▶ **TASK BRIEF**: Locate each line containing the string "efter" and copy it out.

* begin SUPPLIED RECORDS *

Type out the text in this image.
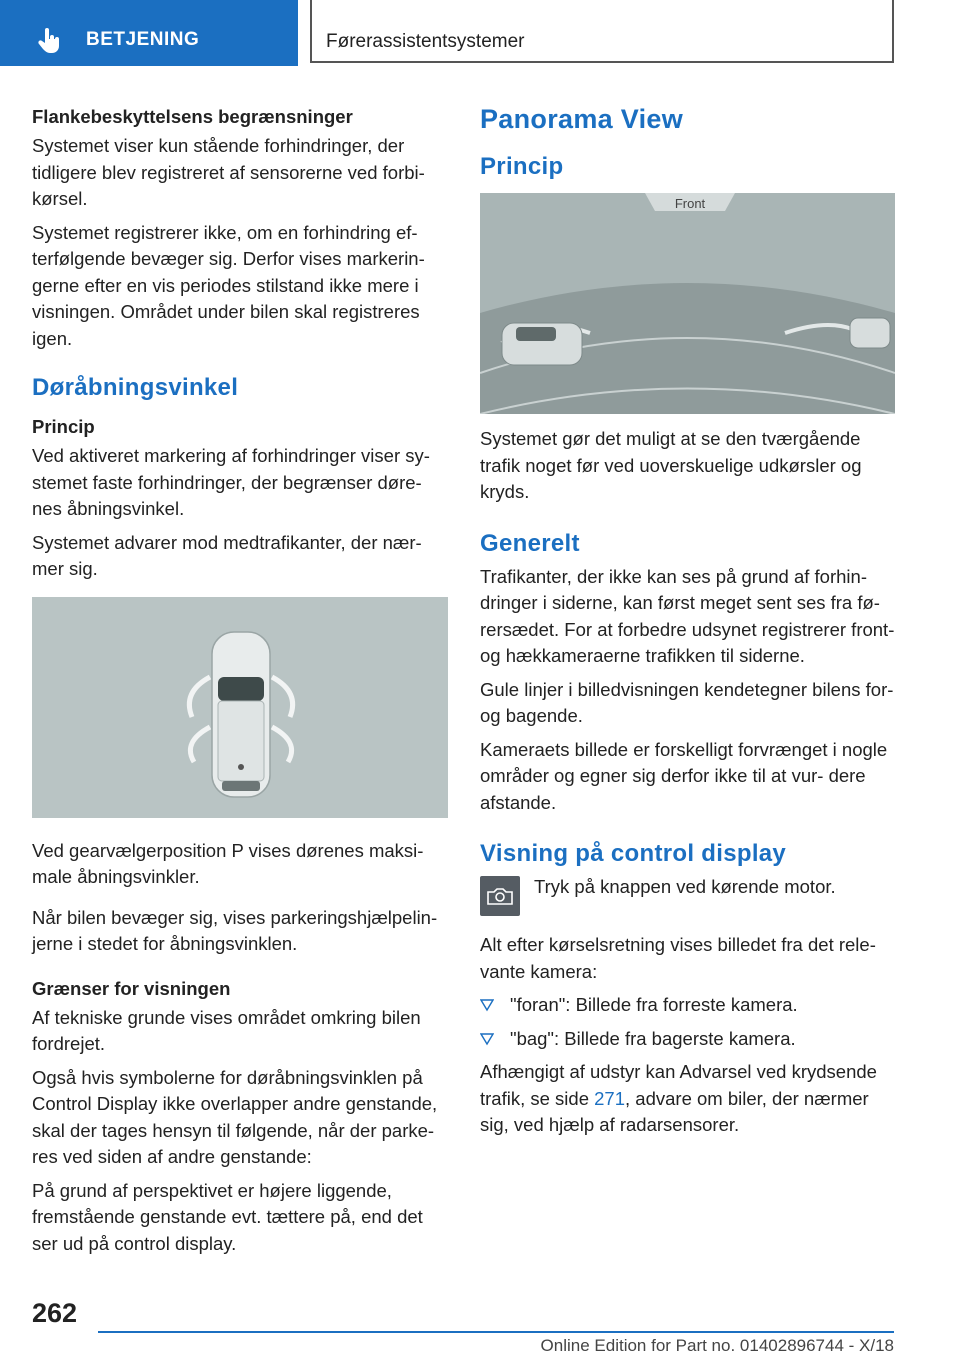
BETJENING	Førerassistentsystemer
Flankebeskyttelsens begrænsninger

Systemet viser kun stående forhindringer, der tidligere blev registreret af sensorerne ved forbi- kørsel.

Systemet registrerer ikke, om en forhindring ef- terfølgende bevæger sig. Derfor vises markerin- gerne efter en vis periodes stilstand ikke mere i visningen. Området under bilen skal registreres igen.

Døråbningsvinkel
Princip

Ved aktiveret markering af forhindringer viser sy- stemet faste forhindringer, der begrænser døre- nes åbningsvinkel.

Systemet advarer mod medtrafikanter, der nær- mer sig.

Ved gearvælgerposition P vises dørenes maksi- male åbningsvinkler.

Når bilen bevæger sig, vises parkeringshjælpelin- jerne i stedet for åbningsvinklen.

Grænser for visningen

Af tekniske grunde vises området omkring bilen fordrejet.

Også hvis symbolerne for døråbningsvinklen på Control Display ikke overlapper andre genstande, skal der tages hensyn til følgende, når der parke- res ved siden af andre genstande:

På grund af perspektivet er højere liggende, fremstående genstande evt. tættere på, end det ser ud på control display.

Panorama View
Princip
Front

Systemet gør det muligt at se den tværgående trafik noget før ved uoverskuelige udkørsler og kryds.

Generelt

Trafikanter, der ikke kan ses på grund af forhin- dringer i siderne, kan først meget sent ses fra fø- rersædet. For at forbedre udsynet registrerer front- og hækkameraerne trafikken til siderne.

Gule linjer i billedvisningen kendetegner bilens for- og bagende.

Kameraets billede er forskelligt forvrænget i nogle områder og egner sig derfor ikke til at vur- dere afstande.

Visning på control display

Tryk på knappen ved kørende motor.

Alt efter kørselsretning vises billedet fra det rele- vante kamera:

"foran": Billede fra forreste kamera.

"bag": Billede fra bagerste kamera.

Afhængigt af udstyr kan Advarsel ved krydsende trafik, se side 271, advare om biler, der nærmer sig, ved hjælp af radarsensorer.

262
Online Edition for Part no. 01402896744 - X/18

* end SUPPLIED RECORDS *

▶ **TASK RESPONSE**:
Systemet registrerer ikke, om en forhindring ef- terfølgende bevæger sig. Derfor vises markerin- gerne efter en vis periodes stilstand ikke mere i visningen. Området under bilen skal registreres igen.
Alt efter kørselsretning vises billedet fra det rele- vante kamera:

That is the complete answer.